Stored entries:
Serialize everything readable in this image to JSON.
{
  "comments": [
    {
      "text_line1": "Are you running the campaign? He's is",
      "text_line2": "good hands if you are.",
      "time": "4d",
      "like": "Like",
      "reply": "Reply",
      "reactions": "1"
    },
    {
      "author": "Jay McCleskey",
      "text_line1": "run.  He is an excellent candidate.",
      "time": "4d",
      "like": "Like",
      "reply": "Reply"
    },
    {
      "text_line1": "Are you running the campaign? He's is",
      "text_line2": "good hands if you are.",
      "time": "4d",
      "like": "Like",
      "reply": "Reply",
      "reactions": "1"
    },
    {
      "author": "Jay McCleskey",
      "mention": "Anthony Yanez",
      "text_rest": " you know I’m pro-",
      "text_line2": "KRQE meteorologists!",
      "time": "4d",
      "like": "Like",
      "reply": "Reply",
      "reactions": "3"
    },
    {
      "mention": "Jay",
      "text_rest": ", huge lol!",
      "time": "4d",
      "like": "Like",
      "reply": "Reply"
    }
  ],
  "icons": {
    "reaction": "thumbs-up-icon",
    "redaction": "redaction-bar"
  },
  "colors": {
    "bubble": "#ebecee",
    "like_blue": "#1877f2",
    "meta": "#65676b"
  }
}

Written instruction: Copy out all of the records shown above exactly.

Correct result:
Serialize everything readable in this image to JSON.
{
  "comments": [
    {
      "text_line1": "Are you running the campaign? He's is",
      "text_line2": "good hands if you are.",
      "time": "4d",
      "like": "Like",
      "reply": "Reply",
      "reactions": "1"
    },
    {
      "author": "Jay McCleskey",
      "text_line1": "run.  He is an excellent candidate.",
      "time": "4d",
      "like": "Like",
      "reply": "Reply"
    },
    {
      "text_line1": "Are you running the campaign? He's is",
      "text_line2": "good hands if you are.",
      "time": "4d",
      "like": "Like",
      "reply": "Reply",
      "reactions": "1"
    },
    {
      "author": "Jay McCleskey",
      "mention": "Anthony Yanez",
      "text_rest": " you know I’m pro-",
      "text_line2": "KRQE meteorologists!",
      "time": "4d",
      "like": "Like",
      "reply": "Reply",
      "reactions": "3"
    },
    {
      "mention": "Jay",
      "text_rest": ", huge lol!",
      "time": "4d",
      "like": "Like",
      "reply": "Reply"
    }
  ],
  "icons": {
    "reaction": "thumbs-up-icon",
    "redaction": "redaction-bar"
  },
  "colors": {
    "bubble": "#ebecee",
    "like_blue": "#1877f2",
    "meta": "#65676b"
  }
}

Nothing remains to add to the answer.